__Problem requirements__. Copy everything in the items from the start down to the line containing "scrollbar-thumb[interactable] (296, 274, 321, 534)", including that line.

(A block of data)
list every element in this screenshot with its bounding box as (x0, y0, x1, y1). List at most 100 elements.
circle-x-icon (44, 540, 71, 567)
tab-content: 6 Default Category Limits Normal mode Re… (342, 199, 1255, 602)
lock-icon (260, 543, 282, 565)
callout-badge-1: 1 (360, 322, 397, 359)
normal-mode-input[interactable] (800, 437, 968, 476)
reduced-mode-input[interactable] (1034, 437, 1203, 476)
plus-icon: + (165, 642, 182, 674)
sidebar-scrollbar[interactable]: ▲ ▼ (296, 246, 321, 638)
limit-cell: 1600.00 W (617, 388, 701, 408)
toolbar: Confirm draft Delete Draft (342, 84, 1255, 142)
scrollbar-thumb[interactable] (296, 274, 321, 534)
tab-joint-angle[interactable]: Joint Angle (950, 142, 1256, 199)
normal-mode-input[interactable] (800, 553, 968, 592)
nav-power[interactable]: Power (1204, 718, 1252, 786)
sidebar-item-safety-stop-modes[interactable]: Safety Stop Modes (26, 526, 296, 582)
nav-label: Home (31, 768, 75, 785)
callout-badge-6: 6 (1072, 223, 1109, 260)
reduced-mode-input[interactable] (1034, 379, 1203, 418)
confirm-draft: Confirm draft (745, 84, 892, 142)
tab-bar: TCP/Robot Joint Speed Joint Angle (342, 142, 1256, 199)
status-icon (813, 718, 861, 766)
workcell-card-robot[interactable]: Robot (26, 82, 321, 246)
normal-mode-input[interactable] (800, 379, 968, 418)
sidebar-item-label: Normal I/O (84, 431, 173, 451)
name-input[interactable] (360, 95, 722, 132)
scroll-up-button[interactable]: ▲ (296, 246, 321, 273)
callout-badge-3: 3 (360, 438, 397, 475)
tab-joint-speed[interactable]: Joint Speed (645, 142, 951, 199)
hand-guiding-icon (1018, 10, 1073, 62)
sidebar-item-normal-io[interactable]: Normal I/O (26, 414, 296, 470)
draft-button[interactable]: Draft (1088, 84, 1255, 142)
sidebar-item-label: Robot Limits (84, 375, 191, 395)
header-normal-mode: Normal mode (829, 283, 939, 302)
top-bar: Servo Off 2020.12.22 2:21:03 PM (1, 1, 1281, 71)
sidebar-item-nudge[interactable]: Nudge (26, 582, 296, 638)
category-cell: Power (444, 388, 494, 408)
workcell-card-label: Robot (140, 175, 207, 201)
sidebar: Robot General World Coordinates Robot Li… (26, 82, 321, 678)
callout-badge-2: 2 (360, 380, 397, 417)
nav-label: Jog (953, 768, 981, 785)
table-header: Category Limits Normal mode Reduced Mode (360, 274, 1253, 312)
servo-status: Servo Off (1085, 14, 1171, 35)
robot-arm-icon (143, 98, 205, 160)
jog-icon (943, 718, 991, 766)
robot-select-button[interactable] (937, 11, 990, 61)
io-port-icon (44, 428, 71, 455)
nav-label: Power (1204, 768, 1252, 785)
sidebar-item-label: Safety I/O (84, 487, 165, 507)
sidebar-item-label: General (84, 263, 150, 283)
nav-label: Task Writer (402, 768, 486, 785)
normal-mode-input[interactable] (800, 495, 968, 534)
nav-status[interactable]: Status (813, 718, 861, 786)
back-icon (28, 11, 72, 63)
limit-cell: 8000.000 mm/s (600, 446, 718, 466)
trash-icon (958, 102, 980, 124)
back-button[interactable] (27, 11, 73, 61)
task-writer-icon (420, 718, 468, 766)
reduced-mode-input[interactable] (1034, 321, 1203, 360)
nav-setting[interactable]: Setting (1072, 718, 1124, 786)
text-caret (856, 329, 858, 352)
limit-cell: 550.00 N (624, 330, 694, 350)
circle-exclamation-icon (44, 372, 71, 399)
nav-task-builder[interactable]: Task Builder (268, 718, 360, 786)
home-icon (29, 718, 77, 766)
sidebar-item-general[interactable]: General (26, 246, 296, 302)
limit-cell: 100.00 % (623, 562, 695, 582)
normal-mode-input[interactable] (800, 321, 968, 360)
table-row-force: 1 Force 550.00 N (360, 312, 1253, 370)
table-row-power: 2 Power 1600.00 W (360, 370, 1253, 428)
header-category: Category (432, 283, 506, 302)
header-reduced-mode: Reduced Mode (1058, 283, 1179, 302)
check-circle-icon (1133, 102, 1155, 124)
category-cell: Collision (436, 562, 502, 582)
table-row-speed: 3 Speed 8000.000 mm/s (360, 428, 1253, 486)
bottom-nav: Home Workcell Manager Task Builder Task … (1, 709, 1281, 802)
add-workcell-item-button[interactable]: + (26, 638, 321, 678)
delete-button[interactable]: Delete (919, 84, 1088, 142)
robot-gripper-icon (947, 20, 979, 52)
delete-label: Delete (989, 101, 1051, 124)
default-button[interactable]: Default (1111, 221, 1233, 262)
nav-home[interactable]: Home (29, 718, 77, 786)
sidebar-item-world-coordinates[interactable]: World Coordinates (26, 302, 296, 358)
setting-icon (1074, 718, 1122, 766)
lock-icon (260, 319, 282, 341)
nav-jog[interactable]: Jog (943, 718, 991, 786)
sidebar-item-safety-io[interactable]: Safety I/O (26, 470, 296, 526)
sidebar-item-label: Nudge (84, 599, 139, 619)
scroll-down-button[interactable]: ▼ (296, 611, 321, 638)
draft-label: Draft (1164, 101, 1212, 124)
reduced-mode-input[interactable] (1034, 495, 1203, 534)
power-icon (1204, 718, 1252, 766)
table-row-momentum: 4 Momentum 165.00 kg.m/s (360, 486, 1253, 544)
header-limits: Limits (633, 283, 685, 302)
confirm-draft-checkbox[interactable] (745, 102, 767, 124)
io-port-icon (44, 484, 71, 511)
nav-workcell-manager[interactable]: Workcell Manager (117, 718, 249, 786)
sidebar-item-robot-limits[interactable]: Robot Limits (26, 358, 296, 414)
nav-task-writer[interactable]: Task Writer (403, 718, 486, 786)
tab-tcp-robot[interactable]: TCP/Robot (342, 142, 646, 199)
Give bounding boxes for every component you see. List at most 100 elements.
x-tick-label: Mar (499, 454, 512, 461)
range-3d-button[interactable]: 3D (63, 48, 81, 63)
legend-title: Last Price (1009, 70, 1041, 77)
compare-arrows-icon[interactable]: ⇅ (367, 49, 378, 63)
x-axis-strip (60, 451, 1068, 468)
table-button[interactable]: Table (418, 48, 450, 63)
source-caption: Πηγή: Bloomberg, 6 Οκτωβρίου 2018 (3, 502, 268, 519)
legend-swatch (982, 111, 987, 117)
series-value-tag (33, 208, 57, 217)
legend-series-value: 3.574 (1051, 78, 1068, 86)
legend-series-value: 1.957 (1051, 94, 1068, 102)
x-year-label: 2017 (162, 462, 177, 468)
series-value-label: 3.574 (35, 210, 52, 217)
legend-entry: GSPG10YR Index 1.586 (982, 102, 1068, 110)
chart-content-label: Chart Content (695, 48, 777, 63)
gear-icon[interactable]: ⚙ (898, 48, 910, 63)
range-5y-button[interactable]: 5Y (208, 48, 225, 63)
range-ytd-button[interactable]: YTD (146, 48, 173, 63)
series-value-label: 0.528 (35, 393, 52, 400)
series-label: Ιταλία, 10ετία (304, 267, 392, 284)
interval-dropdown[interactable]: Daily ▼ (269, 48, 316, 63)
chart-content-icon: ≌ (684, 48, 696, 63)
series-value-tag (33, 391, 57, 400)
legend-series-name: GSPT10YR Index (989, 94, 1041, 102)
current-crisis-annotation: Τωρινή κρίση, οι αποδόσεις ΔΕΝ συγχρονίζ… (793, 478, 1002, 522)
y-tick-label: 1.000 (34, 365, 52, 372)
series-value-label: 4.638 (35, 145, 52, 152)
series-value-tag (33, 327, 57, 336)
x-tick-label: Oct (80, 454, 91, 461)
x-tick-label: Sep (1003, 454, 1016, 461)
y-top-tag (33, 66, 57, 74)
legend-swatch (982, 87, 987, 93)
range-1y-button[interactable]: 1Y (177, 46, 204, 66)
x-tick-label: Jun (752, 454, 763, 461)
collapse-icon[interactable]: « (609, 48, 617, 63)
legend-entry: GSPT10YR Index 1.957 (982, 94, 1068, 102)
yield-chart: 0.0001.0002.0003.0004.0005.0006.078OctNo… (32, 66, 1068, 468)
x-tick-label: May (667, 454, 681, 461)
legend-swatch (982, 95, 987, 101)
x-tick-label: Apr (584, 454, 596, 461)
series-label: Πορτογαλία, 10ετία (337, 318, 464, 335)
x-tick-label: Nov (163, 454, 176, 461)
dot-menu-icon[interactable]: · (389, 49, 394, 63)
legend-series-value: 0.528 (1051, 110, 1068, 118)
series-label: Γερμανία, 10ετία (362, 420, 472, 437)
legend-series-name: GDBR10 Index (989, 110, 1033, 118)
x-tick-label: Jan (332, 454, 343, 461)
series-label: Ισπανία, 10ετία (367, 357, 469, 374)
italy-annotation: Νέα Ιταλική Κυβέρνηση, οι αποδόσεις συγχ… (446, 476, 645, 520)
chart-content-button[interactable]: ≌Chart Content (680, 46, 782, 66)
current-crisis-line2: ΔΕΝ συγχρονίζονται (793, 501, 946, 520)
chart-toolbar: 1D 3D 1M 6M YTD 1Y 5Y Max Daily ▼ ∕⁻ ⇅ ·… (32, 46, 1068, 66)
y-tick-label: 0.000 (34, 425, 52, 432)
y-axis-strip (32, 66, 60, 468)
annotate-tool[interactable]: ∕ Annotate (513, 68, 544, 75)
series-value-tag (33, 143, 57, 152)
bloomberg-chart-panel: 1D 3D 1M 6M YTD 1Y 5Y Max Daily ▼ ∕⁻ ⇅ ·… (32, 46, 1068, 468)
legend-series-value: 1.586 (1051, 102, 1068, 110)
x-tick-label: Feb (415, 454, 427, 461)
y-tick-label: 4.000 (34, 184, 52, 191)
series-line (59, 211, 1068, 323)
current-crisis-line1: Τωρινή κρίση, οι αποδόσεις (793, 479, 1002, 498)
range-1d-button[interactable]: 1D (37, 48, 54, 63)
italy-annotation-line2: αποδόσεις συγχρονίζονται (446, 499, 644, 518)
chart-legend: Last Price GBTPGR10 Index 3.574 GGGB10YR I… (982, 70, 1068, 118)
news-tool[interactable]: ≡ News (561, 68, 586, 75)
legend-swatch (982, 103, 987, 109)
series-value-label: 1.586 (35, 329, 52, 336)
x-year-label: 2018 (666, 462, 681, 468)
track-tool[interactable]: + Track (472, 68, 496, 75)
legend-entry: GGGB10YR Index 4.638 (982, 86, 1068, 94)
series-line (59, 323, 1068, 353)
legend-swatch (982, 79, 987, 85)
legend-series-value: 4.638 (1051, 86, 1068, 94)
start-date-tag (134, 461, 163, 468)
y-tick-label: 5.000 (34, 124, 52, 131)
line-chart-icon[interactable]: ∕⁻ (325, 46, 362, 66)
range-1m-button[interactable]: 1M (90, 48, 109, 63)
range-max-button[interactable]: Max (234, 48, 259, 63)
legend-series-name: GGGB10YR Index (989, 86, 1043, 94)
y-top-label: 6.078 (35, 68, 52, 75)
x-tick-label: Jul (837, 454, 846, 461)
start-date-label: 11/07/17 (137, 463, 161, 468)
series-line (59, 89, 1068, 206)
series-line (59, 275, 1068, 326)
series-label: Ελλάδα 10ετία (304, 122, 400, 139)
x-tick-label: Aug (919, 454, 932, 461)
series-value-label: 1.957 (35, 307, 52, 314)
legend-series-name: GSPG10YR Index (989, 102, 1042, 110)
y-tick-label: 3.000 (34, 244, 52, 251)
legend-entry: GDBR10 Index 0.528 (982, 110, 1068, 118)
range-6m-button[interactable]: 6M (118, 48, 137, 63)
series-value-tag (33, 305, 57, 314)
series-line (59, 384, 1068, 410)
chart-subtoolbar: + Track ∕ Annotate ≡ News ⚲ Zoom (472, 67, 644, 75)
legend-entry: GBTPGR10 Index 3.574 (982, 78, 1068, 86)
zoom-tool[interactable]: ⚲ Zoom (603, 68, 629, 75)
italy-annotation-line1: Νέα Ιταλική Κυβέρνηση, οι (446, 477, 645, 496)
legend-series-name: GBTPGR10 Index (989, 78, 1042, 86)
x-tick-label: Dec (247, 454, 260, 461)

__Task answer__.
list every element in this screenshot with its bounding box as (x0, y0, x1, y1). List at most 100 elements.
circle-x-icon (44, 540, 71, 567)
tab-content: 6 Default Category Limits Normal mode Re… (342, 199, 1255, 602)
lock-icon (260, 543, 282, 565)
callout-badge-1: 1 (360, 322, 397, 359)
normal-mode-input[interactable] (800, 437, 968, 476)
reduced-mode-input[interactable] (1034, 437, 1203, 476)
plus-icon: + (165, 642, 182, 674)
sidebar-scrollbar[interactable]: ▲ ▼ (296, 246, 321, 638)
limit-cell: 1600.00 W (617, 388, 701, 408)
toolbar: Confirm draft Delete Draft (342, 84, 1255, 142)
scrollbar-thumb[interactable] (296, 274, 321, 534)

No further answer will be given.